-- start Records for processing --
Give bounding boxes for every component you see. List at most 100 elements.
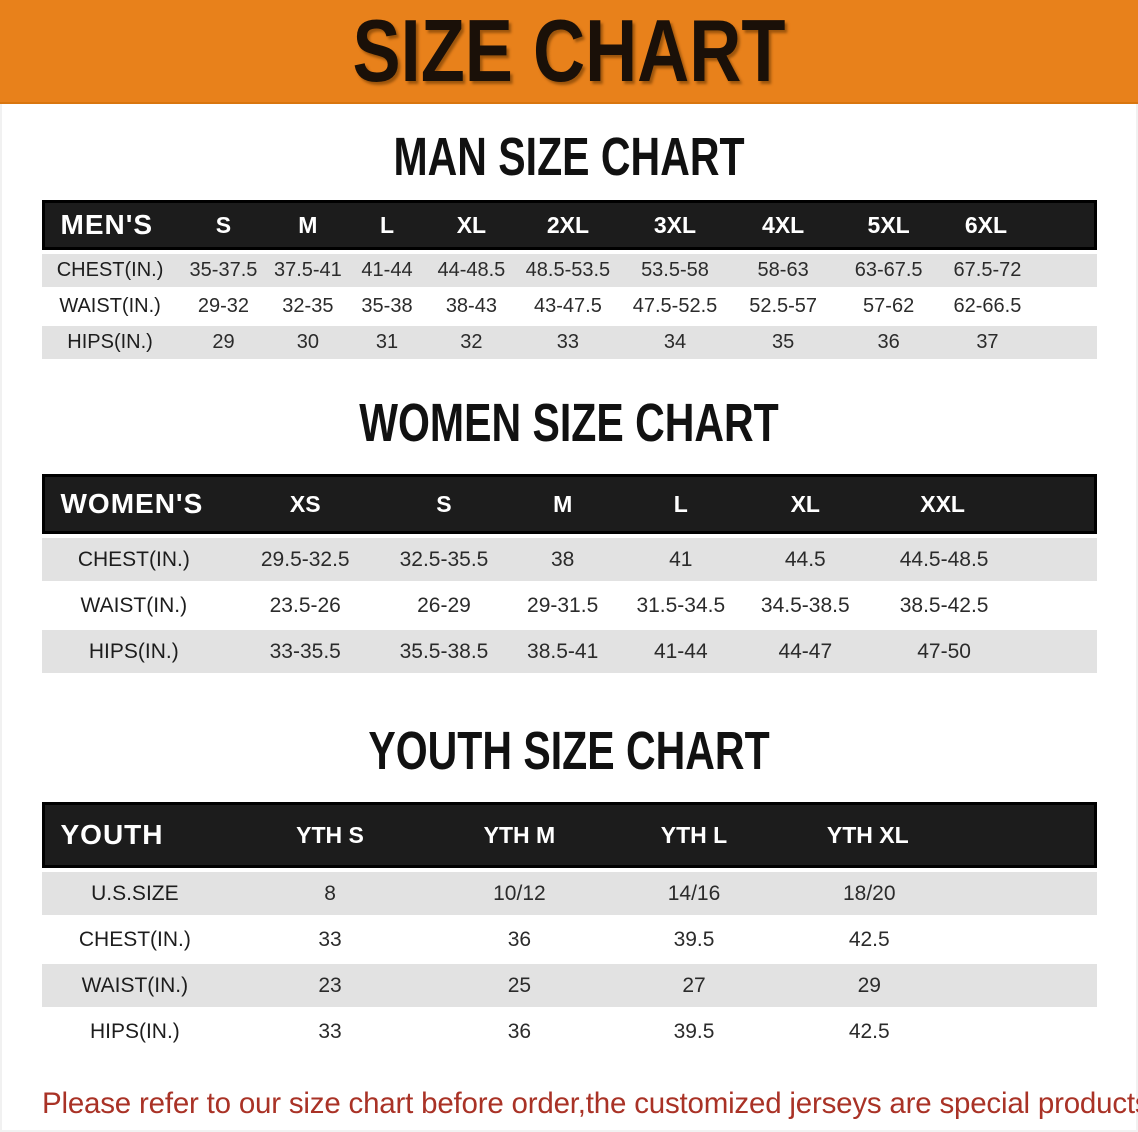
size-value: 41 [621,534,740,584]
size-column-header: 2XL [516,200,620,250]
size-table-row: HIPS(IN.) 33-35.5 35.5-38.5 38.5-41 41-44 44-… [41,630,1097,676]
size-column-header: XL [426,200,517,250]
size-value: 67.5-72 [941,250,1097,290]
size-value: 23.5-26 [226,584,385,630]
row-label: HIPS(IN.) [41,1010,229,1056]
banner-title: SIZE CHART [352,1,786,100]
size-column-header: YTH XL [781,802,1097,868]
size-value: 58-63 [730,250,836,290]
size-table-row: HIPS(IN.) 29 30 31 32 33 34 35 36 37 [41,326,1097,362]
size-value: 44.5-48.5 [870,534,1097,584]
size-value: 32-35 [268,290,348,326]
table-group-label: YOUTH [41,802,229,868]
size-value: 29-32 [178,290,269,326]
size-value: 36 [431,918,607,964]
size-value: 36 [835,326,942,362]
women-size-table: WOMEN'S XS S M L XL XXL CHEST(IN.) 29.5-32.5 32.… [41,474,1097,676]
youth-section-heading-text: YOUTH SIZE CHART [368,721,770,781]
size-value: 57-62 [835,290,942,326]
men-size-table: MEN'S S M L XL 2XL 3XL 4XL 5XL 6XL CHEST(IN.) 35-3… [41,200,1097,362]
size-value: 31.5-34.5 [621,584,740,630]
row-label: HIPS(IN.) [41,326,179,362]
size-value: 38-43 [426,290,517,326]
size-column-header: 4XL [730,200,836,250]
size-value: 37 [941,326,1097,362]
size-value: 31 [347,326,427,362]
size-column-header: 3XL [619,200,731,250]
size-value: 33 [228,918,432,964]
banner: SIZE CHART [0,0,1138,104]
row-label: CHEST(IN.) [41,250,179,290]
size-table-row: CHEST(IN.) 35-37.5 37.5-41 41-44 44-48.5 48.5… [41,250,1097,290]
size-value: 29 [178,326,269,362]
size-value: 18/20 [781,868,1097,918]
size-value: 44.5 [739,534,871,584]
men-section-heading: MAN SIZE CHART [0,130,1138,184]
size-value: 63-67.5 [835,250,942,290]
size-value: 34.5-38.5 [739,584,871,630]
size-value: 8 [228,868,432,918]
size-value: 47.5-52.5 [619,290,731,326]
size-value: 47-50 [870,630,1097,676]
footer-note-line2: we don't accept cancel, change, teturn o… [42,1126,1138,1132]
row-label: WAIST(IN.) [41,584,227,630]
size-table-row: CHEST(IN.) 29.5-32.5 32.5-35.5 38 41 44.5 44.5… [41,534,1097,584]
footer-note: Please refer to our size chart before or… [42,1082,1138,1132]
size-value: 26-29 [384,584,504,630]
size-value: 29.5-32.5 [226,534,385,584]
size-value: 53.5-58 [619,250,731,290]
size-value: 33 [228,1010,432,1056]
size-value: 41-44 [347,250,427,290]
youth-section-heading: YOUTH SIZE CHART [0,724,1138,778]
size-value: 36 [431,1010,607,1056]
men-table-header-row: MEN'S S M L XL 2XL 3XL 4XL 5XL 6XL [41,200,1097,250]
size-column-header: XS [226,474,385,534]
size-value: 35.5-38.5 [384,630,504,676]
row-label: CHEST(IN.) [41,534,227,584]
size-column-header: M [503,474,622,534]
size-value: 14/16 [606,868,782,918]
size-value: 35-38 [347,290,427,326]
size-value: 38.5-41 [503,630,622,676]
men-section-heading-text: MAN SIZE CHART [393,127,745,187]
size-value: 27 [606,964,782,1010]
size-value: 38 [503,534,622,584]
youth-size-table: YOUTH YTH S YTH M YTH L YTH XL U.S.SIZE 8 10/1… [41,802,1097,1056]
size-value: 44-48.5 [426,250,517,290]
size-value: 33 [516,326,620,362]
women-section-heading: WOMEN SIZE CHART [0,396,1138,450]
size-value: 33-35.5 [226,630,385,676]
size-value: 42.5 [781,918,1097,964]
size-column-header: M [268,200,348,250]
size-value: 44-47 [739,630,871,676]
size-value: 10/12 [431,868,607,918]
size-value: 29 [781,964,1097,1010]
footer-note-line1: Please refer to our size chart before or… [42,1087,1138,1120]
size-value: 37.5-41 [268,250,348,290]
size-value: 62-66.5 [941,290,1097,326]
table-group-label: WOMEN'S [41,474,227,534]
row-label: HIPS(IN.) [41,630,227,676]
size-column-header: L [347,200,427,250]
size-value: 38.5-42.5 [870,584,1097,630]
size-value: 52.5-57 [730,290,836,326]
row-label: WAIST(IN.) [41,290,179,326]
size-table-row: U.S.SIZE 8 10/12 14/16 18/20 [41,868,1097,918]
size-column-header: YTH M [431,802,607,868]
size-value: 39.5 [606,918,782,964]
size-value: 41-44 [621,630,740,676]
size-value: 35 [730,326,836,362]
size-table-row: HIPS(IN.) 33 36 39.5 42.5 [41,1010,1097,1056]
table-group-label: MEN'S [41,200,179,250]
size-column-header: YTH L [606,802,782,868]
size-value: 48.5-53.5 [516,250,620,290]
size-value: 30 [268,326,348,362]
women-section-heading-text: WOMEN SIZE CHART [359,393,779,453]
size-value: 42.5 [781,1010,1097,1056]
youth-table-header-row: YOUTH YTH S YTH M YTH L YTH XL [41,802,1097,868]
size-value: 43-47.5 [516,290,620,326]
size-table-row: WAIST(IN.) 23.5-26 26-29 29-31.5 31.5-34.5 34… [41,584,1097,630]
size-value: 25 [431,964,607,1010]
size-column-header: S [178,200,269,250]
-- end Records for processing --
-- start Records for processing --
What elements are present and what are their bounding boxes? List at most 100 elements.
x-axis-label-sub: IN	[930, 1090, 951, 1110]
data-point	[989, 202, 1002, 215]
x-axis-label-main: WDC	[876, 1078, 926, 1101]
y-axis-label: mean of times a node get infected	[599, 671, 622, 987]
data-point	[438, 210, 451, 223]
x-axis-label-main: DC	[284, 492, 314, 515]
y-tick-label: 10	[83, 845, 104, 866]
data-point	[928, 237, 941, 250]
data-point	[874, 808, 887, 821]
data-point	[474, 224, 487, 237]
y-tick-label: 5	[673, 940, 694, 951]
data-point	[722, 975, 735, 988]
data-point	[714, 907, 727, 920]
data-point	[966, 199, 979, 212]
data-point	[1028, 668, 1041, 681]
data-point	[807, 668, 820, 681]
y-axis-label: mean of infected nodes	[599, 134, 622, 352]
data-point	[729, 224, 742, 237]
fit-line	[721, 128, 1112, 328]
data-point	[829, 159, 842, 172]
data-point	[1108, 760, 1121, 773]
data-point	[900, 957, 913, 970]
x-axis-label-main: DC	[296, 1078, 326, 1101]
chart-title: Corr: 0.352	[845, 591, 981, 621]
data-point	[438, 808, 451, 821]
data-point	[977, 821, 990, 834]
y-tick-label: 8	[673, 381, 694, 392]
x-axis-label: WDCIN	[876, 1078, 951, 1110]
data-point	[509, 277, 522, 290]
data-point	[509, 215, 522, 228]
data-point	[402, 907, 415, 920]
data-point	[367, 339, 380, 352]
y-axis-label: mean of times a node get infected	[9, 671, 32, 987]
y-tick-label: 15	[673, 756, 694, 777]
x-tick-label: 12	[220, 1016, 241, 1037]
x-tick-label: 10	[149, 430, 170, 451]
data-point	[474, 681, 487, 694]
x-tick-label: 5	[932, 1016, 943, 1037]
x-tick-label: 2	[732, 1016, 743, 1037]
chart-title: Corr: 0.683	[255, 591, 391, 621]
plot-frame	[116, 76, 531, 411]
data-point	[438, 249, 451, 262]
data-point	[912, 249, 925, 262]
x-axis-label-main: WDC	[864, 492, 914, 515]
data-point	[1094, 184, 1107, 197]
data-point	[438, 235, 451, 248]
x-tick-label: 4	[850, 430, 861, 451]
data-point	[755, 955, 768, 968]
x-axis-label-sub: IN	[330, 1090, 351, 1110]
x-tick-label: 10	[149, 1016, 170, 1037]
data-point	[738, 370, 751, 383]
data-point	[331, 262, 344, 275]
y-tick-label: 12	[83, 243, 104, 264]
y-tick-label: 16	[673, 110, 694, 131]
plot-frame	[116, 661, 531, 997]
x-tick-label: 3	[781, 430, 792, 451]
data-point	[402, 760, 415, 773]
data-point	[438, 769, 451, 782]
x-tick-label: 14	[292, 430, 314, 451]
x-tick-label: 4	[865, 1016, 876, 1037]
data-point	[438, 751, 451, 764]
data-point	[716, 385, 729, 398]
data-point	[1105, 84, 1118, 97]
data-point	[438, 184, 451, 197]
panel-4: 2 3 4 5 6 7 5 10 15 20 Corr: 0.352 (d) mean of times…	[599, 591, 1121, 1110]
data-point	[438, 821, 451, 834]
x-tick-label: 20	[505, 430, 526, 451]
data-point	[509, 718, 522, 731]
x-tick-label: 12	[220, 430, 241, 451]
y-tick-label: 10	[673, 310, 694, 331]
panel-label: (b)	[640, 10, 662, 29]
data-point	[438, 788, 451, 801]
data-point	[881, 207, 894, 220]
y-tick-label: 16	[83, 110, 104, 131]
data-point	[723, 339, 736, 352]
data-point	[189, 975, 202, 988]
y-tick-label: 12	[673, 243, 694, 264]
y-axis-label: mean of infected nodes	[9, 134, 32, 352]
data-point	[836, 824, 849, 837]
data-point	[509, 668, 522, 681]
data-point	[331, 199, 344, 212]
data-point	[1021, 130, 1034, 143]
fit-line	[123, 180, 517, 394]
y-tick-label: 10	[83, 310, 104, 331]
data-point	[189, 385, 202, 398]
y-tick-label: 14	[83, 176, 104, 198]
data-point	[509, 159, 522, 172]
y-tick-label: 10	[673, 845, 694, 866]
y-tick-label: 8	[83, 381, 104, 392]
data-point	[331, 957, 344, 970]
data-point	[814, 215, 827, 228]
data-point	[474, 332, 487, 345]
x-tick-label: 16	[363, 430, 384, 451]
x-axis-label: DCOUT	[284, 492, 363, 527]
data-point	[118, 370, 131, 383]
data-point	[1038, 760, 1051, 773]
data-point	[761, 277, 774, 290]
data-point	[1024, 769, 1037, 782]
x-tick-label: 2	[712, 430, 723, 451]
-- end Records for processing --
◆ What the exercise asks ◆
Starting at the line containing "What elements are" and ending at the line containing "199, 979, 212]", write those lines out again, switching each "data-point" to "scatter-point" and leaving everything else as it is.

◆ Output for this exercise ◆
What elements are present and what are their bounding boxes? List at most 100 elements.
x-axis-label-sub: IN	[930, 1090, 951, 1110]
scatter-point	[989, 202, 1002, 215]
x-axis-label-main: WDC	[876, 1078, 926, 1101]
y-axis-label: mean of times a node get infected	[599, 671, 622, 987]
scatter-point	[438, 210, 451, 223]
x-axis-label-main: DC	[284, 492, 314, 515]
y-tick-label: 10	[83, 845, 104, 866]
scatter-point	[928, 237, 941, 250]
scatter-point	[874, 808, 887, 821]
scatter-point	[474, 224, 487, 237]
y-tick-label: 5	[673, 940, 694, 951]
scatter-point	[722, 975, 735, 988]
scatter-point	[714, 907, 727, 920]
scatter-point	[966, 199, 979, 212]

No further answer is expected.